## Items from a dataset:
***

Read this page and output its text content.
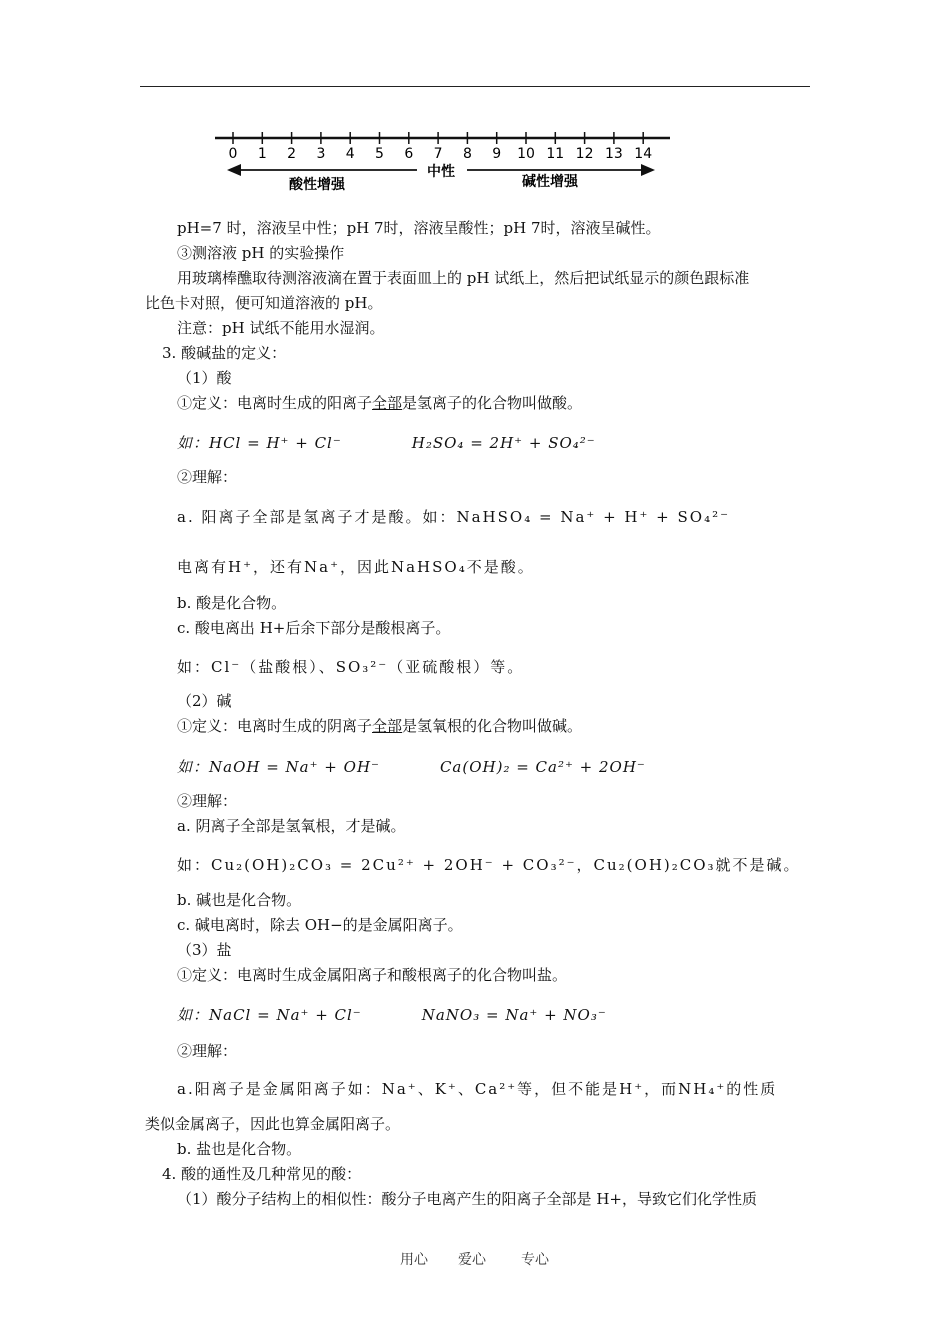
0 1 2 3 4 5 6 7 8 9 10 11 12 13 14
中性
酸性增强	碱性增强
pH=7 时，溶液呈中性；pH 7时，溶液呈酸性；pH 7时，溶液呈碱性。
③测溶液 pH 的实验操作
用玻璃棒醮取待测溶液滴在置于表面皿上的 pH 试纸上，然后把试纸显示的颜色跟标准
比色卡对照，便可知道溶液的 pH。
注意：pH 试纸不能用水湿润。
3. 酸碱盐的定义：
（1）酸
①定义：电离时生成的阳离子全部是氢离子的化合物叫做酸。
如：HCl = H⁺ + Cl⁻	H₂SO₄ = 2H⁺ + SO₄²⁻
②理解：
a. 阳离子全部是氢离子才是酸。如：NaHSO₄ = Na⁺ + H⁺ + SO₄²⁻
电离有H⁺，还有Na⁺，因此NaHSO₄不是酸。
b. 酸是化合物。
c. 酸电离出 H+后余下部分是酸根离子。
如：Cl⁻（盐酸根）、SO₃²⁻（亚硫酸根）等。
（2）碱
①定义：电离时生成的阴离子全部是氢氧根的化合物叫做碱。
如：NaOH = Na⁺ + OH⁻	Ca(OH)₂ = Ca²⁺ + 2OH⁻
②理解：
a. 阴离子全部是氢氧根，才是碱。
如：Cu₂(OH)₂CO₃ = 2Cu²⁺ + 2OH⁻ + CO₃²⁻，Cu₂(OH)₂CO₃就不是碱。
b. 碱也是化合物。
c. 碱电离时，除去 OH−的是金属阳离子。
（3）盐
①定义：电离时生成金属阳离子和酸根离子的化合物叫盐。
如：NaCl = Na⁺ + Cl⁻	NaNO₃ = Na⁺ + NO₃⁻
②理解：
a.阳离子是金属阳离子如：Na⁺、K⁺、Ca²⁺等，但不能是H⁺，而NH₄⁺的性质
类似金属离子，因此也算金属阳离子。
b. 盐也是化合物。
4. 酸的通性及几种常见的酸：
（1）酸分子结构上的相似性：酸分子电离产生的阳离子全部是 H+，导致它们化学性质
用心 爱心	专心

***

Can you retype every record above exactly, leaving out the pictures?

Read this page and output its text content.
0 1 2 3 4 5 6 7 8 9 10 11 12 13 14
中性
酸性增强	碱性增强
pH=7 时，溶液呈中性；pH 7时，溶液呈酸性；pH 7时，溶液呈碱性。
③测溶液 pH 的实验操作
用玻璃棒醮取待测溶液滴在置于表面皿上的 pH 试纸上，然后把试纸显示的颜色跟标准
比色卡对照，便可知道溶液的 pH。
注意：pH 试纸不能用水湿润。
3. 酸碱盐的定义：
（1）酸
①定义：电离时生成的阳离子全部是氢离子的化合物叫做酸。
如：HCl = H⁺ + Cl⁻	H₂SO₄ = 2H⁺ + SO₄²⁻
②理解：
a. 阳离子全部是氢离子才是酸。如：NaHSO₄ = Na⁺ + H⁺ + SO₄²⁻
电离有H⁺，还有Na⁺，因此NaHSO₄不是酸。
b. 酸是化合物。
c. 酸电离出 H+后余下部分是酸根离子。
如：Cl⁻（盐酸根）、SO₃²⁻（亚硫酸根）等。
（2）碱
①定义：电离时生成的阴离子全部是氢氧根的化合物叫做碱。
如：NaOH = Na⁺ + OH⁻	Ca(OH)₂ = Ca²⁺ + 2OH⁻
②理解：
a. 阴离子全部是氢氧根，才是碱。
如：Cu₂(OH)₂CO₃ = 2Cu²⁺ + 2OH⁻ + CO₃²⁻，Cu₂(OH)₂CO₃就不是碱。
b. 碱也是化合物。
c. 碱电离时，除去 OH−的是金属阳离子。
（3）盐
①定义：电离时生成金属阳离子和酸根离子的化合物叫盐。
如：NaCl = Na⁺ + Cl⁻	NaNO₃ = Na⁺ + NO₃⁻
②理解：
a.阳离子是金属阳离子如：Na⁺、K⁺、Ca²⁺等，但不能是H⁺，而NH₄⁺的性质
类似金属离子，因此也算金属阳离子。
b. 盐也是化合物。
4. 酸的通性及几种常见的酸：
（1）酸分子结构上的相似性：酸分子电离产生的阳离子全部是 H+，导致它们化学性质
用心 爱心	专心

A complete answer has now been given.